Instructions for the task
Restate each of the lines below word for word and drop every picture.

Material for this exercise
###

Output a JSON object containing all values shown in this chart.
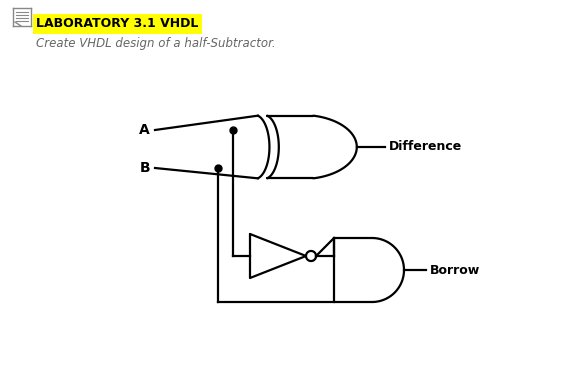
{
  "title": "LABORATORY 3.1 VHDL",
  "subtitle": "Create VHDL design of a half-Subtractor.",
  "title_bg": "#FFFF00",
  "title_color": "#000000",
  "subtitle_color": "#666666",
  "label_A": "A",
  "label_B": "B",
  "label_diff": "Difference",
  "label_borrow": "Borrow",
  "bg_color": "#ffffff",
  "line_color": "#000000",
  "line_width": 1.6,
  "figsize": [
    5.68,
    3.69
  ],
  "dpi": 100
}
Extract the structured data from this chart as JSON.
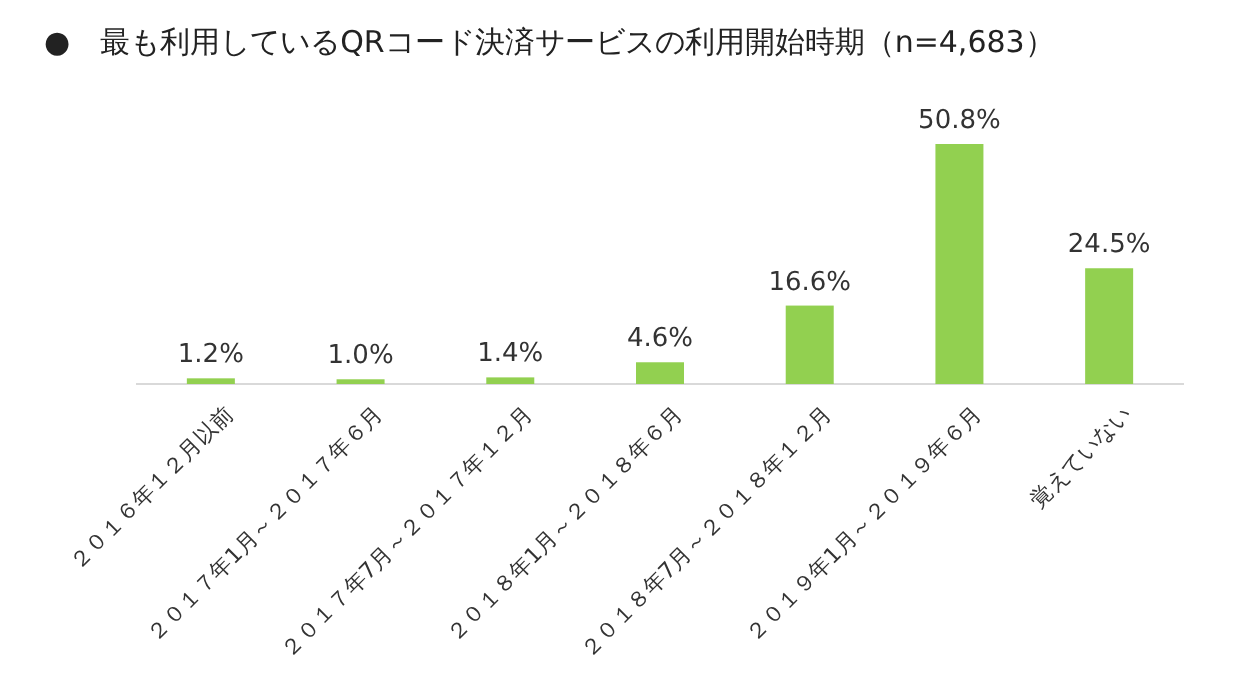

###

Output of the exercise
Output a JSON object containing all values shown in this chart.
{
  "title": "LABORATORY 3.1 VHDL",
  "subtitle": "Create VHDL design of a half-Subtractor.",
  "title_bg": "#FFFF00",
  "title_color": "#000000",
  "subtitle_color": "#666666",
  "label_A": "A",
  "label_B": "B",
  "label_diff": "Difference",
  "label_borrow": "Borrow",
  "bg_color": "#ffffff",
  "line_color": "#000000",
  "line_width": 1.6,
  "figsize": [
    5.68,
    3.69
  ],
  "dpi": 100
}
Extract the structured data from this chart as JSON.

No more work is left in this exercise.